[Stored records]
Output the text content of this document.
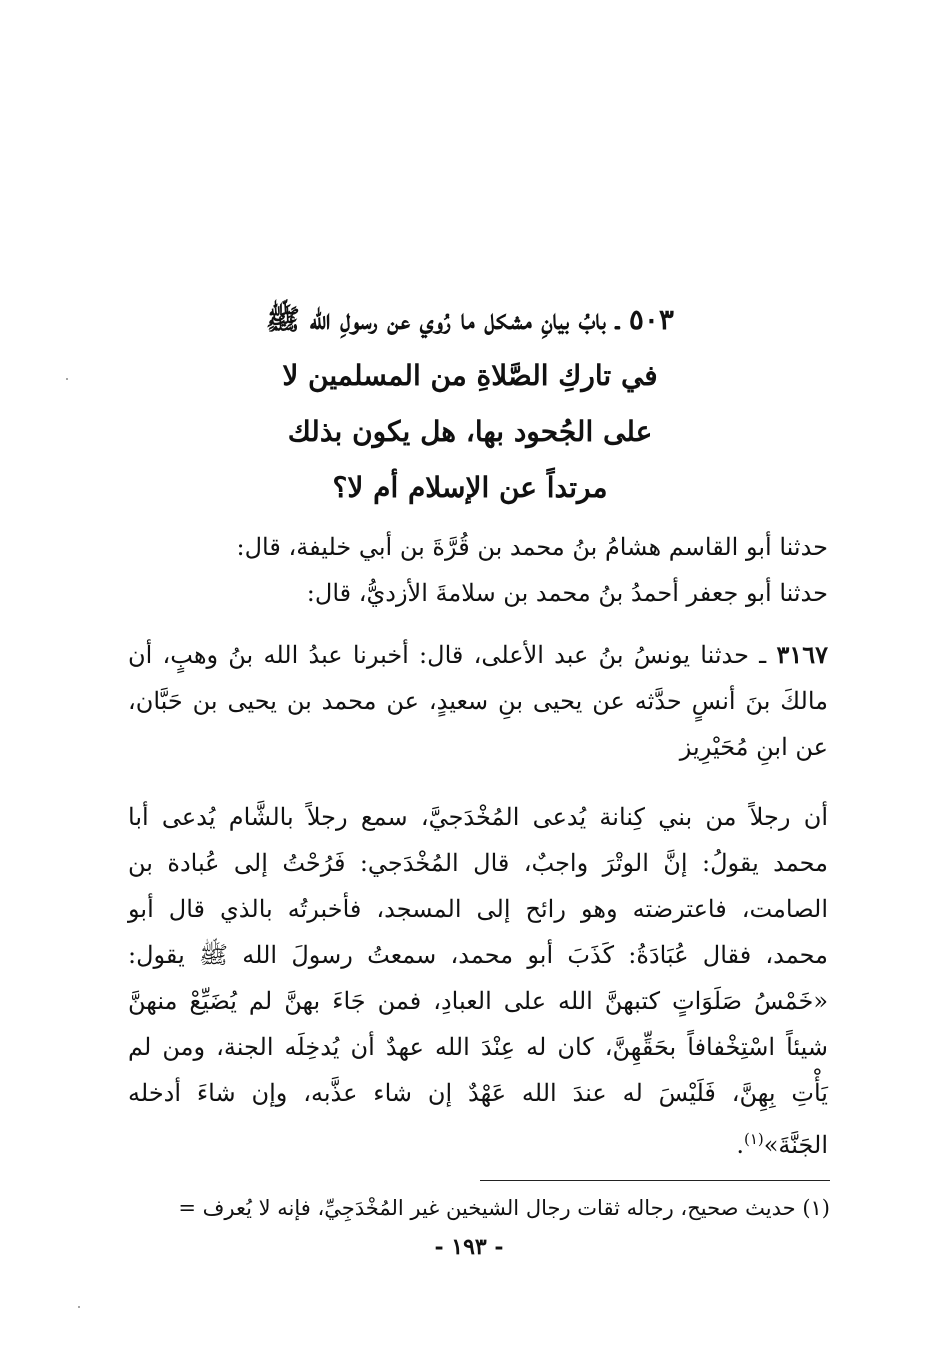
٥٠٣ ـ بابُ بيانِ مشكل ما رُوي عن رسولِ الله ﷺ
في تاركِ الصَّلاةِ من المسلمين لا
على الجُحود بها، هل يكون بذلك
مرتداً عن الإسلام أم لا؟

حدثنا أبو القاسم هشامُ بنُ محمد بن قُرَّةَ بن أبي خليفة، قال:

حدثنا أبو جعفر أحمدُ بنُ محمد بن سلامةَ الأزديُّ، قال:

٣١٦٧ ـ حدثنا يونسُ بنُ عبد الأعلى، قال: أخبرنا عبدُ الله بنُ وهبٍ، أن مالكَ بنَ أنسٍ حدَّثه عن يحيى بنِ سعيدٍ، عن محمد بن يحيى بن حَبَّان، عن ابنِ مُحَيْرِيز

أن رجلاً من بني كِنانة يُدعى المُخْدَجيَّ، سمع رجلاً بالشَّام يُدعى أبا محمد يقولُ: إنَّ الوتْرَ واجبٌ، قال المُخْدَجي: فَرُحْتُ إلى عُبادة بن الصامت، فاعترضته وهو رائح إلى المسجد، فأخبرتُه بالذي قال أبو محمد، فقال عُبَادَةُ: كَذَبَ أبو محمد، سمعتُ رسولَ الله ﷺ يقول: «خَمْسُ صَلَوَاتٍ كتبهنَّ الله على العبادِ، فمن جَاءَ بهنَّ لم يُضَيِّعْ منهنَّ شيئاً اسْتِخْفافاً بحَقِّهِنَّ، كان له عِنْدَ الله عهدٌ أن يُدخِلَه الجنة، ومن لم يَأْتِ بِهِنَّ، فَلَيْسَ له عندَ الله عَهْدٌ إن شاء عذَّبه، وإن شاءَ أدخله الجَنَّةَ»$^{(١)}$.

(١) حديث صحيح، رجاله ثقات رجال الشيخين غير المُخْدَجِيِّ، فإنه لا يُعرف =
- ١٩٣ -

◆ WHAT THE TASK ASKS
From the entries above, select each line containing the string "رسول".

◆ WORKED SOLUTION
٥٠٣ ـ بابُ بيانِ مشكل ما رُوي عن رسولِ الله ﷺ
أن رجلاً من بني كِنانة يُدعى المُخْدَجيَّ، سمع رجلاً بالشَّام يُدعى أبا محمد يقولُ: إنَّ الوتْرَ واجبٌ، قال المُخْدَجي: فَرُحْتُ إلى عُبادة بن الصامت، فاعترضته وهو رائح إلى المسجد، فأخبرتُه بالذي قال أبو محمد، فقال عُبَادَةُ: كَذَبَ أبو محمد، سمعتُ رسولَ الله ﷺ يقول: «خَمْسُ صَلَوَاتٍ كتبهنَّ الله على العبادِ، فمن جَاءَ بهنَّ لم يُضَيِّعْ منهنَّ شيئاً اسْتِخْفافاً بحَقِّهِنَّ، كان له عِنْدَ الله عهدٌ أن يُدخِلَه الجنة، ومن لم يَأْتِ بِهِنَّ، فَلَيْسَ له عندَ الله عَهْدٌ إن شاء عذَّبه، وإن شاءَ أدخله الجَنَّةَ»$^{(١)}$.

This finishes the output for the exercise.